__JOB__
Collect all lines from the records below that include the word "JSON".

## begin DATA SUPPLIED

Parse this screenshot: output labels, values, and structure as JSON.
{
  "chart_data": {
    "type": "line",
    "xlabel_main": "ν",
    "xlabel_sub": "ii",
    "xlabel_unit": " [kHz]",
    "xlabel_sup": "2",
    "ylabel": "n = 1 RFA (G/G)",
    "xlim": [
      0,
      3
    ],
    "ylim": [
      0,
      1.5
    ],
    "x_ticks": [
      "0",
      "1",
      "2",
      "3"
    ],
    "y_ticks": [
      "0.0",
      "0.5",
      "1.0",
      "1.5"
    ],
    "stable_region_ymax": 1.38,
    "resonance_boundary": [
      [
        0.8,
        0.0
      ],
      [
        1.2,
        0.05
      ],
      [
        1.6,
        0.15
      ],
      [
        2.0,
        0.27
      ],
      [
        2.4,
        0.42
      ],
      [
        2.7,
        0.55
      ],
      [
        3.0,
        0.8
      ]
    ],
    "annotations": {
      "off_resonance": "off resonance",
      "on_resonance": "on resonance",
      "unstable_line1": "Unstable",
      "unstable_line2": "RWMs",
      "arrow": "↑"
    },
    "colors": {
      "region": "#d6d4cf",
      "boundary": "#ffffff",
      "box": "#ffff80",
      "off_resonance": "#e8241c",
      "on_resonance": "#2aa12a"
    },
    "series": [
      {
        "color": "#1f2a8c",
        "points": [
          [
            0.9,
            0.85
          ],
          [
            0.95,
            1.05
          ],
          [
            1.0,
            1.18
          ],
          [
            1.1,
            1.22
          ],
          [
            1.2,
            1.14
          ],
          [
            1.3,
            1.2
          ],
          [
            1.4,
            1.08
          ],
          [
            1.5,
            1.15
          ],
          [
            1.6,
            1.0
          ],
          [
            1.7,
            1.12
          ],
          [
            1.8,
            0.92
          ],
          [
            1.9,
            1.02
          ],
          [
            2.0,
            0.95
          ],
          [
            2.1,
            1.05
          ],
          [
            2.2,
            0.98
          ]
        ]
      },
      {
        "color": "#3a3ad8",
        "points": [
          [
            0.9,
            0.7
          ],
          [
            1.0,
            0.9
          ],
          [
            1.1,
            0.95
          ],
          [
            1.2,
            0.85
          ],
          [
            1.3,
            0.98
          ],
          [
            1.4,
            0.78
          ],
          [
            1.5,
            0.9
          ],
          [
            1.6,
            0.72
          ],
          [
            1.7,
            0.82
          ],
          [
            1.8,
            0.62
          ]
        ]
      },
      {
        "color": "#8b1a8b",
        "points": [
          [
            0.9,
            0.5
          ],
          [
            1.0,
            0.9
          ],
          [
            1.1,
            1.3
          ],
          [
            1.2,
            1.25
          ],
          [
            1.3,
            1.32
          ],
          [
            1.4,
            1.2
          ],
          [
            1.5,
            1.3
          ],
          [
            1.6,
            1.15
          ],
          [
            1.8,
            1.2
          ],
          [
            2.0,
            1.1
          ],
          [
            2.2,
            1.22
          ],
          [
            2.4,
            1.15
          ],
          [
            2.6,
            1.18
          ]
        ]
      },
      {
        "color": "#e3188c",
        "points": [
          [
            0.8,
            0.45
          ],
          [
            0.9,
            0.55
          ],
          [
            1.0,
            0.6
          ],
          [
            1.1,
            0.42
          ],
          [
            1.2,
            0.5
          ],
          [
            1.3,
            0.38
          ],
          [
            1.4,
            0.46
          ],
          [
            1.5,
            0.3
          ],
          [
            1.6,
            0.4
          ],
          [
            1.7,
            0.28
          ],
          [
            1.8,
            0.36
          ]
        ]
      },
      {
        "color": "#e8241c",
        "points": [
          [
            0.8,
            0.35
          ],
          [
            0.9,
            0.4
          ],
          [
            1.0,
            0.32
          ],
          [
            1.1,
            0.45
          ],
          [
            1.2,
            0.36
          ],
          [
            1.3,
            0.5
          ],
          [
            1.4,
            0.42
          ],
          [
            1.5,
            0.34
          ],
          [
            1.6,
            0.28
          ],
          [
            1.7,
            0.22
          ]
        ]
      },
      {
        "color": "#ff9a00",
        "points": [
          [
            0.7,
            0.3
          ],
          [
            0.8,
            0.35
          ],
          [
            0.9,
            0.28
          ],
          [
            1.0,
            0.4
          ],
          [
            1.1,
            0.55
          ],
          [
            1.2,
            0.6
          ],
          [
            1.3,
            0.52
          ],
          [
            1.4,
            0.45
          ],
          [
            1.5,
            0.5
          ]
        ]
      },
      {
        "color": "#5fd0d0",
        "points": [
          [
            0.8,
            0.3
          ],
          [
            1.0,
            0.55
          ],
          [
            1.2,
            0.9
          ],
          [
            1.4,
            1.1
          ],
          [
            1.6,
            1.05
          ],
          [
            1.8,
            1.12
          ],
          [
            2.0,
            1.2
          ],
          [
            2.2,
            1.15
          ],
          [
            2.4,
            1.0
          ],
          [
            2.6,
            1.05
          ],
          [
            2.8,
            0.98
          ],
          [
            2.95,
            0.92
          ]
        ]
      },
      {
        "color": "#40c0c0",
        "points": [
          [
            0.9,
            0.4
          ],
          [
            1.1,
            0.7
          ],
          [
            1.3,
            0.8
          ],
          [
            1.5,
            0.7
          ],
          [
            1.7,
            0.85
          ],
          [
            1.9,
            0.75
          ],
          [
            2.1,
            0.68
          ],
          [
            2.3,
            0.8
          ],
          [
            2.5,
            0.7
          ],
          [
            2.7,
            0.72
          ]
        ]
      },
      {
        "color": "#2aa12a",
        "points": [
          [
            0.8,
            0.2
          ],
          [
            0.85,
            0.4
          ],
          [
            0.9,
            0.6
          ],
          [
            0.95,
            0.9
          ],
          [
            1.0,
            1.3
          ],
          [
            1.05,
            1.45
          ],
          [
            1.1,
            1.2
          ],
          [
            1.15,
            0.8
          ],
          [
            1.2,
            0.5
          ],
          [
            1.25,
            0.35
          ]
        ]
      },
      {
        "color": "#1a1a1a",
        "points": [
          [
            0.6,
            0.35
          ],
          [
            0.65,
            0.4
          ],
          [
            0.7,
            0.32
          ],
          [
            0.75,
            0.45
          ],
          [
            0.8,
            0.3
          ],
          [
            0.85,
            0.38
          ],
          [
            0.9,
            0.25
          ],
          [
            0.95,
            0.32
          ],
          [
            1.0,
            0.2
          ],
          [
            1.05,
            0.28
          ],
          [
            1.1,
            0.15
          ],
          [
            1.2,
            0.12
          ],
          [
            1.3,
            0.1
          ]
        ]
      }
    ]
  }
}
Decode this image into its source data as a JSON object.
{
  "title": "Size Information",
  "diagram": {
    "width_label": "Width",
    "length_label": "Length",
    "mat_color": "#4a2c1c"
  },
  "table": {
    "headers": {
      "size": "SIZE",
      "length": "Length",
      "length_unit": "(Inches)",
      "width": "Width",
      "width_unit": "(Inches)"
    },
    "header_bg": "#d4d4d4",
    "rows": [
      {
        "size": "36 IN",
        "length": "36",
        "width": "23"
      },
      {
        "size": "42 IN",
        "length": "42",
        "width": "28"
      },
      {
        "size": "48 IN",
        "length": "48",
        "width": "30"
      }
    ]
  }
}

## end DATA SUPPLIED

__OUTPUT OF THE EXERCISE__
Parse this screenshot: output labels, values, and structure as JSON.
Decode this image into its source data as a JSON object.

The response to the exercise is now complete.